*** Dataset records
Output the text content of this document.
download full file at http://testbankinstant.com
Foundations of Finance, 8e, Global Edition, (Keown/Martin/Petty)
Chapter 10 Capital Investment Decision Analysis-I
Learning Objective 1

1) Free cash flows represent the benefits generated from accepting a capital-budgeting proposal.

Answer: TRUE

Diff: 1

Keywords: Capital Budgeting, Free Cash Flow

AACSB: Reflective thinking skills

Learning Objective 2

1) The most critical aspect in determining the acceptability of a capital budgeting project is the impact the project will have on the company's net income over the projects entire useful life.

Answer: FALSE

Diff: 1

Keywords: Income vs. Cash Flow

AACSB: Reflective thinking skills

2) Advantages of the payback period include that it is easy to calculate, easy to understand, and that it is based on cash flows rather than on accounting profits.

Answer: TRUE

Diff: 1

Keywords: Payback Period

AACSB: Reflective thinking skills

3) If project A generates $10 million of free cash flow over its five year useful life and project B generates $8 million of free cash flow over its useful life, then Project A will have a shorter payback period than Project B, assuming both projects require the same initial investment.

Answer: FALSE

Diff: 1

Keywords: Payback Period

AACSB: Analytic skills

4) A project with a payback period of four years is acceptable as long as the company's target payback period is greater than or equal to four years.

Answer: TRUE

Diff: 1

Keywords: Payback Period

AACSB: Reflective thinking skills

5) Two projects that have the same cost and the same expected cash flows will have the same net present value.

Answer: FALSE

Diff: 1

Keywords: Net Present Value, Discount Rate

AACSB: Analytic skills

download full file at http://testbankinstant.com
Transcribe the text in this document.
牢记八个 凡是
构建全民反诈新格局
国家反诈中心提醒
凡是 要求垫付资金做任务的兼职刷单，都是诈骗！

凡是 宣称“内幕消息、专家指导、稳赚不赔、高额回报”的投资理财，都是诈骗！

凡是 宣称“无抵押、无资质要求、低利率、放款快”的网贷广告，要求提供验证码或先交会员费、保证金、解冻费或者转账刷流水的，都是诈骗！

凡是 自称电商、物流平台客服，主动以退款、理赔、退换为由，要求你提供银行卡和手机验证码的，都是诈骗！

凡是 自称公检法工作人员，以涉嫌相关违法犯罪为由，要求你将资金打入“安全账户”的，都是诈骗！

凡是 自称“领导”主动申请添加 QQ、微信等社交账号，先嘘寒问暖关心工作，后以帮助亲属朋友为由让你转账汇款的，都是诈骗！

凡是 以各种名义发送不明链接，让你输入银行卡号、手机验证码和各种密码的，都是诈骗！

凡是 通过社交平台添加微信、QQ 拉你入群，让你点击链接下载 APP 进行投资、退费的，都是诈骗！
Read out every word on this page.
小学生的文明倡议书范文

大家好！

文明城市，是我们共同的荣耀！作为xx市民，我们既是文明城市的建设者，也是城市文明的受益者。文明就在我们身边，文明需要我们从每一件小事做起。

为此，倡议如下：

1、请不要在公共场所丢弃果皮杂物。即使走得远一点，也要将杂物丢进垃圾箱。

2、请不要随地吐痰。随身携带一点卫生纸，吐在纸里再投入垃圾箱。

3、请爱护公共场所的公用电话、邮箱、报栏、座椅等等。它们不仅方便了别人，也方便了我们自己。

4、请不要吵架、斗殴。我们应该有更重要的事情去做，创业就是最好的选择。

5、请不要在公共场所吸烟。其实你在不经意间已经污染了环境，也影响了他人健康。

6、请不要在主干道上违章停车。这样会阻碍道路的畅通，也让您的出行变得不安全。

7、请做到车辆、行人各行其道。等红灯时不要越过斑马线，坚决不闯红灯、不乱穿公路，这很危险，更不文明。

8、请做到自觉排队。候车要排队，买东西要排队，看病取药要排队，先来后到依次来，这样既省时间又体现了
******
▶ Problem to solve:
Write out the lines above, starting at the line that contains "Transcribe the text in this document." and ending with the final line, and nothing else; copy them exactly.

▶ Reply:
Transcribe the text in this document.
牢记八个 凡是
构建全民反诈新格局
国家反诈中心提醒
凡是 要求垫付资金做任务的兼职刷单，都是诈骗！

凡是 宣称“内幕消息、专家指导、稳赚不赔、高额回报”的投资理财，都是诈骗！

凡是 宣称“无抵押、无资质要求、低利率、放款快”的网贷广告，要求提供验证码或先交会员费、保证金、解冻费或者转账刷流水的，都是诈骗！

凡是 自称电商、物流平台客服，主动以退款、理赔、退换为由，要求你提供银行卡和手机验证码的，都是诈骗！

凡是 自称公检法工作人员，以涉嫌相关违法犯罪为由，要求你将资金打入“安全账户”的，都是诈骗！

凡是 自称“领导”主动申请添加 QQ、微信等社交账号，先嘘寒问暖关心工作，后以帮助亲属朋友为由让你转账汇款的，都是诈骗！

凡是 以各种名义发送不明链接，让你输入银行卡号、手机验证码和各种密码的，都是诈骗！

凡是 通过社交平台添加微信、QQ 拉你入群，让你点击链接下载 APP 进行投资、退费的，都是诈骗！
Read out every word on this page.
小学生的文明倡议书范文

大家好！

文明城市，是我们共同的荣耀！作为xx市民，我们既是文明城市的建设者，也是城市文明的受益者。文明就在我们身边，文明需要我们从每一件小事做起。

为此，倡议如下：

1、请不要在公共场所丢弃果皮杂物。即使走得远一点，也要将杂物丢进垃圾箱。

2、请不要随地吐痰。随身携带一点卫生纸，吐在纸里再投入垃圾箱。

3、请爱护公共场所的公用电话、邮箱、报栏、座椅等等。它们不仅方便了别人，也方便了我们自己。

4、请不要吵架、斗殴。我们应该有更重要的事情去做，创业就是最好的选择。

5、请不要在公共场所吸烟。其实你在不经意间已经污染了环境，也影响了他人健康。

6、请不要在主干道上违章停车。这样会阻碍道路的畅通，也让您的出行变得不安全。

7、请做到车辆、行人各行其道。等红灯时不要越过斑马线，坚决不闯红灯、不乱穿公路，这很危险，更不文明。

8、请做到自觉排队。候车要排队，买东西要排队，看病取药要排队，先来后到依次来，这样既省时间又体现了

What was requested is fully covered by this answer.